Set the listing down again in full, word for word, with the pictures left out.

[Dataset rows]
-- START --

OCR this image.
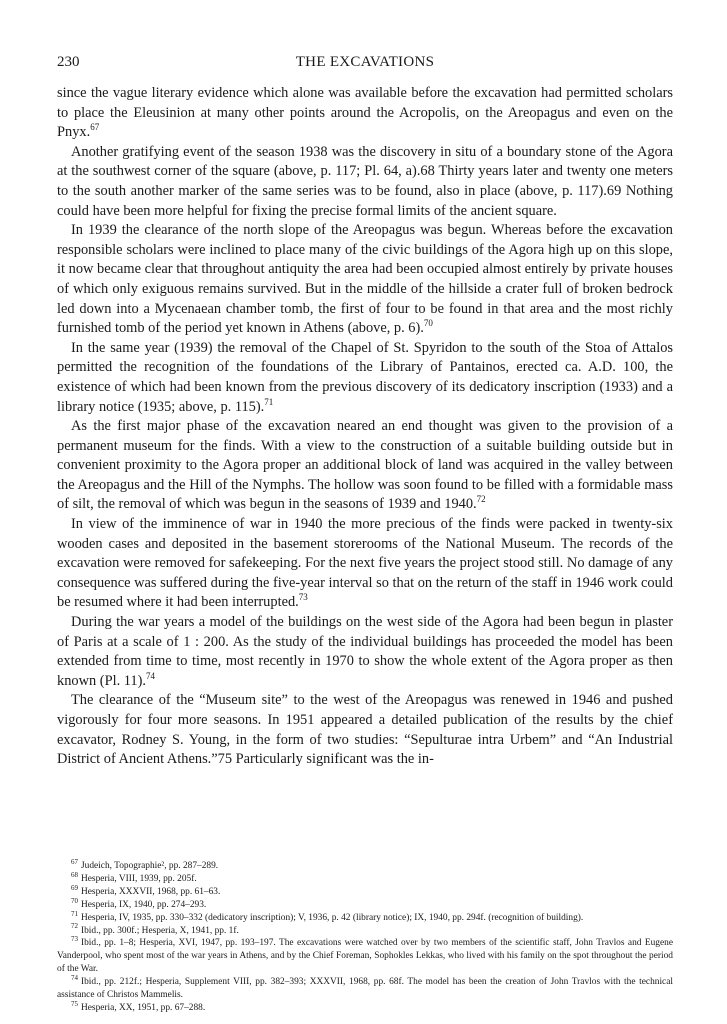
230	THE EXCAVATIONS

since the vague literary evidence which alone was available before the excavation had permitted scholars to place the Eleusinion at many other points around the Acropolis, on the Areopagus and even on the Pnyx.$^{67}$

Another gratifying event of the season 1938 was the discovery in situ of a boundary stone of the Agora at the southwest corner of the square (above, p. 117; Pl. 64, a).68 Thirty years later and twenty one meters to the south another marker of the same series was to be found, also in place (above, p. 117).69 Nothing could have been more helpful for fixing the precise formal limits of the ancient square.

In 1939 the clearance of the north slope of the Areopagus was begun. Whereas before the excavation responsible scholars were inclined to place many of the civic buildings of the Agora high up on this slope, it now became clear that throughout antiquity the area had been occupied almost entirely by private houses of which only exiguous remains survived. But in the middle of the hillside a crater full of broken bedrock led down into a Mycenaean chamber tomb, the first of four to be found in that area and the most richly furnished tomb of the period yet known in Athens (above, p. 6).$^{70}$

In the same year (1939) the removal of the Chapel of St. Spyridon to the south of the Stoa of Attalos permitted the recognition of the foundations of the Library of Pantainos, erected ca. A.D. 100, the existence of which had been known from the previous discovery of its dedicatory inscription (1933) and a library notice (1935; above, p. 115).$^{71}$

As the first major phase of the excavation neared an end thought was given to the provision of a permanent museum for the finds. With a view to the construction of a suitable building outside but in convenient proximity to the Agora proper an additional block of land was acquired in the valley between the Areopagus and the Hill of the Nymphs. The hollow was soon found to be filled with a formidable mass of silt, the removal of which was begun in the seasons of 1939 and 1940.72

In view of the imminence of war in 1940 the more precious of the finds were packed in twenty-six wooden cases and deposited in the basement storerooms of the National Museum. The records of the excavation were removed for safekeeping. For the next five years the project stood still. No damage of any consequence was suffered during the five-year interval so that on the return of the staff in 1946 work could be resumed where it had been interrupted.$^{73}$

During the war years a model of the buildings on the west side of the Agora had been begun in plaster of Paris at a scale of 1 : 200. As the study of the individual buildings has proceeded the model has been extended from time to time, most recently in 1970 to show the whole extent of the Agora proper as then known (Pl. 11).$^{74}$

The clearance of the “Museum site” to the west of the Areopagus was renewed in 1946 and pushed vigorously for four more seasons. In 1951 appeared a detailed publication of the results by the chief excavator, Rodney S. Young, in the form of two studies: “Sepulturae intra Urbem” and “An Industrial District of Ancient Athens.”75 Particularly significant was the in-

$^{67}$ Judeich, Topographie², pp. 287–289.

$^{68}$ Hesperia, VIII, 1939, pp. 205f.

$^{69}$ Hesperia, XXXVII, 1968, pp. 61–63.

$^{70}$ Hesperia, IX, 1940, pp. 274–293.

$^{71}$ Hesperia, IV, 1935, pp. 330–332 (dedicatory inscription); V, 1936, p. 42 (library notice); IX, 1940, pp. 294f. (recognition of building).

$^{72}$ Ibid., pp. 300f.; Hesperia, X, 1941, pp. 1f.

$^{73}$ Ibid., pp. 1–8; Hesperia, XVI, 1947, pp. 193–197. The excavations were watched over by two members of the scientific staff, John Travlos and Eugene Vanderpool, who spent most of the war years in Athens, and by the Chief Foreman, Sophokles Lekkas, who lived with his family on the spot throughout the period of the War.

$^{74}$ Ibid., pp. 212f.; Hesperia, Supplement VIII, pp. 382–393; XXXVII, 1968, pp. 68f. The model has been the creation of John Travlos with the technical assistance of Christos Mammelis.

$^{75}$ Hesperia, XX, 1951, pp. 67–288.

-- END --

Response for this exercise:
OCR this image.
230	THE EXCAVATIONS

since the vague literary evidence which alone was available before the excavation had permitted scholars to place the Eleusinion at many other points around the Acropolis, on the Areopagus and even on the Pnyx.$^{67}$

Another gratifying event of the season 1938 was the discovery in situ of a boundary stone of the Agora at the southwest corner of the square (above, p. 117; Pl. 64, a).68 Thirty years later and twenty one meters to the south another marker of the same series was to be found, also in place (above, p. 117).69 Nothing could have been more helpful for fixing the precise formal limits of the ancient square.

In 1939 the clearance of the north slope of the Areopagus was begun. Whereas before the excavation responsible scholars were inclined to place many of the civic buildings of the Agora high up on this slope, it now became clear that throughout antiquity the area had been occupied almost entirely by private houses of which only exiguous remains survived. But in the middle of the hillside a crater full of broken bedrock led down into a Mycenaean chamber tomb, the first of four to be found in that area and the most richly furnished tomb of the period yet known in Athens (above, p. 6).$^{70}$

In the same year (1939) the removal of the Chapel of St. Spyridon to the south of the Stoa of Attalos permitted the recognition of the foundations of the Library of Pantainos, erected ca. A.D. 100, the existence of which had been known from the previous discovery of its dedicatory inscription (1933) and a library notice (1935; above, p. 115).$^{71}$

As the first major phase of the excavation neared an end thought was given to the provision of a permanent museum for the finds. With a view to the construction of a suitable building outside but in convenient proximity to the Agora proper an additional block of land was acquired in the valley between the Areopagus and the Hill of the Nymphs. The hollow was soon found to be filled with a formidable mass of silt, the removal of which was begun in the seasons of 1939 and 1940.72

In view of the imminence of war in 1940 the more precious of the finds were packed in twenty-six wooden cases and deposited in the basement storerooms of the National Museum. The records of the excavation were removed for safekeeping. For the next five years the project stood still. No damage of any consequence was suffered during the five-year interval so that on the return of the staff in 1946 work could be resumed where it had been interrupted.$^{73}$

During the war years a model of the buildings on the west side of the Agora had been begun in plaster of Paris at a scale of 1 : 200. As the study of the individual buildings has proceeded the model has been extended from time to time, most recently in 1970 to show the whole extent of the Agora proper as then known (Pl. 11).$^{74}$

The clearance of the “Museum site” to the west of the Areopagus was renewed in 1946 and pushed vigorously for four more seasons. In 1951 appeared a detailed publication of the results by the chief excavator, Rodney S. Young, in the form of two studies: “Sepulturae intra Urbem” and “An Industrial District of Ancient Athens.”75 Particularly significant was the in-

$^{67}$ Judeich, Topographie², pp. 287–289.

$^{68}$ Hesperia, VIII, 1939, pp. 205f.

$^{69}$ Hesperia, XXXVII, 1968, pp. 61–63.

$^{70}$ Hesperia, IX, 1940, pp. 274–293.

$^{71}$ Hesperia, IV, 1935, pp. 330–332 (dedicatory inscription); V, 1936, p. 42 (library notice); IX, 1940, pp. 294f. (recognition of building).

$^{72}$ Ibid., pp. 300f.; Hesperia, X, 1941, pp. 1f.

$^{73}$ Ibid., pp. 1–8; Hesperia, XVI, 1947, pp. 193–197. The excavations were watched over by two members of the scientific staff, John Travlos and Eugene Vanderpool, who spent most of the war years in Athens, and by the Chief Foreman, Sophokles Lekkas, who lived with his family on the spot throughout the period of the War.

$^{74}$ Ibid., pp. 212f.; Hesperia, Supplement VIII, pp. 382–393; XXXVII, 1968, pp. 68f. The model has been the creation of John Travlos with the technical assistance of Christos Mammelis.

$^{75}$ Hesperia, XX, 1951, pp. 67–288.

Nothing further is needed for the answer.